## Work to do:
The entries below should be transcribed in their entirety, exactly as written.

Figure record listings:

----------------

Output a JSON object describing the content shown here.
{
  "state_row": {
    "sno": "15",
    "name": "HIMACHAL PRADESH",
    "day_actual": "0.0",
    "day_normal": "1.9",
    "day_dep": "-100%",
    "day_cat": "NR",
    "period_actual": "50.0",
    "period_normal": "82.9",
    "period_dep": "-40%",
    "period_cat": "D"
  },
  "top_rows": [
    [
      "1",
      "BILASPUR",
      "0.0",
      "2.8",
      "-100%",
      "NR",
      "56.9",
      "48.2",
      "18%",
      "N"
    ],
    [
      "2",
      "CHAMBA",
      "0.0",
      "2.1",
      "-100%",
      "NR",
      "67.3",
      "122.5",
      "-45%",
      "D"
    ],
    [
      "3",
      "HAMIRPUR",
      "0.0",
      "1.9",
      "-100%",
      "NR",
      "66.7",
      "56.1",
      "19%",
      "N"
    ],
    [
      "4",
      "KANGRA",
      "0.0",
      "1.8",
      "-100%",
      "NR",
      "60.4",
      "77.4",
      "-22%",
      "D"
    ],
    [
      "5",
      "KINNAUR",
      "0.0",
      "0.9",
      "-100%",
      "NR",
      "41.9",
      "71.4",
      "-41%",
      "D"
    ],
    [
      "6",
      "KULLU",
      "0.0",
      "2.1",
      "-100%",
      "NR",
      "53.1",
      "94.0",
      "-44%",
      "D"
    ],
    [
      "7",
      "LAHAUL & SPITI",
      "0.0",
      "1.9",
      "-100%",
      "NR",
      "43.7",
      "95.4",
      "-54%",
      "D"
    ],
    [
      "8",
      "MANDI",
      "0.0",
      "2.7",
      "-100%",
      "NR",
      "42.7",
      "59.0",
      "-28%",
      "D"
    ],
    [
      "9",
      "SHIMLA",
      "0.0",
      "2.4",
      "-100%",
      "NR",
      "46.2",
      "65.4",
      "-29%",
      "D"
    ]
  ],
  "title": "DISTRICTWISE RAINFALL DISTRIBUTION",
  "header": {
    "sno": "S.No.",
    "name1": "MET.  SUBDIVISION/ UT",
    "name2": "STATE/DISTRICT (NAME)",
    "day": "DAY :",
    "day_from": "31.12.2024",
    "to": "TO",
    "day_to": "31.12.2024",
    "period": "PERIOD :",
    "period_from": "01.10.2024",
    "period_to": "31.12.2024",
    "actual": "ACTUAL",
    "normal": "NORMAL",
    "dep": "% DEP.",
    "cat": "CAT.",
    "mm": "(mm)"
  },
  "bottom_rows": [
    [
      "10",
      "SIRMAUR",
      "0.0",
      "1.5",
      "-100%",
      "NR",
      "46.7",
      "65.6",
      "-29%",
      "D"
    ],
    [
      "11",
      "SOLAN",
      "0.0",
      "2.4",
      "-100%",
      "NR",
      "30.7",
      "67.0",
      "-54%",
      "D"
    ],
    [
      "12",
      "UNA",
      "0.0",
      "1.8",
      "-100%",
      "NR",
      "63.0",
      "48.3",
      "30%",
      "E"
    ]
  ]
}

----------------

## The result:
Output a JSON object describing the content shown here.
{
  "state_row": {
    "sno": "15",
    "name": "HIMACHAL PRADESH",
    "day_actual": "0.0",
    "day_normal": "1.9",
    "day_dep": "-100%",
    "day_cat": "NR",
    "period_actual": "50.0",
    "period_normal": "82.9",
    "period_dep": "-40%",
    "period_cat": "D"
  },
  "top_rows": [
    [
      "1",
      "BILASPUR",
      "0.0",
      "2.8",
      "-100%",
      "NR",
      "56.9",
      "48.2",
      "18%",
      "N"
    ],
    [
      "2",
      "CHAMBA",
      "0.0",
      "2.1",
      "-100%",
      "NR",
      "67.3",
      "122.5",
      "-45%",
      "D"
    ],
    [
      "3",
      "HAMIRPUR",
      "0.0",
      "1.9",
      "-100%",
      "NR",
      "66.7",
      "56.1",
      "19%",
      "N"
    ],
    [
      "4",
      "KANGRA",
      "0.0",
      "1.8",
      "-100%",
      "NR",
      "60.4",
      "77.4",
      "-22%",
      "D"
    ],
    [
      "5",
      "KINNAUR",
      "0.0",
      "0.9",
      "-100%",
      "NR",
      "41.9",
      "71.4",
      "-41%",
      "D"
    ],
    [
      "6",
      "KULLU",
      "0.0",
      "2.1",
      "-100%",
      "NR",
      "53.1",
      "94.0",
      "-44%",
      "D"
    ],
    [
      "7",
      "LAHAUL & SPITI",
      "0.0",
      "1.9",
      "-100%",
      "NR",
      "43.7",
      "95.4",
      "-54%",
      "D"
    ],
    [
      "8",
      "MANDI",
      "0.0",
      "2.7",
      "-100%",
      "NR",
      "42.7",
      "59.0",
      "-28%",
      "D"
    ],
    [
      "9",
      "SHIMLA",
      "0.0",
      "2.4",
      "-100%",
      "NR",
      "46.2",
      "65.4",
      "-29%",
      "D"
    ]
  ],
  "title": "DISTRICTWISE RAINFALL DISTRIBUTION",
  "header": {
    "sno": "S.No.",
    "name1": "MET.  SUBDIVISION/ UT",
    "name2": "STATE/DISTRICT (NAME)",
    "day": "DAY :",
    "day_from": "31.12.2024",
    "to": "TO",
    "day_to": "31.12.2024",
    "period": "PERIOD :",
    "period_from": "01.10.2024",
    "period_to": "31.12.2024",
    "actual": "ACTUAL",
    "normal": "NORMAL",
    "dep": "% DEP.",
    "cat": "CAT.",
    "mm": "(mm)"
  },
  "bottom_rows": [
    [
      "10",
      "SIRMAUR",
      "0.0",
      "1.5",
      "-100%",
      "NR",
      "46.7",
      "65.6",
      "-29%",
      "D"
    ],
    [
      "11",
      "SOLAN",
      "0.0",
      "2.4",
      "-100%",
      "NR",
      "30.7",
      "67.0",
      "-54%",
      "D"
    ],
    [
      "12",
      "UNA",
      "0.0",
      "1.8",
      "-100%",
      "NR",
      "63.0",
      "48.3",
      "30%",
      "E"
    ]
  ]
}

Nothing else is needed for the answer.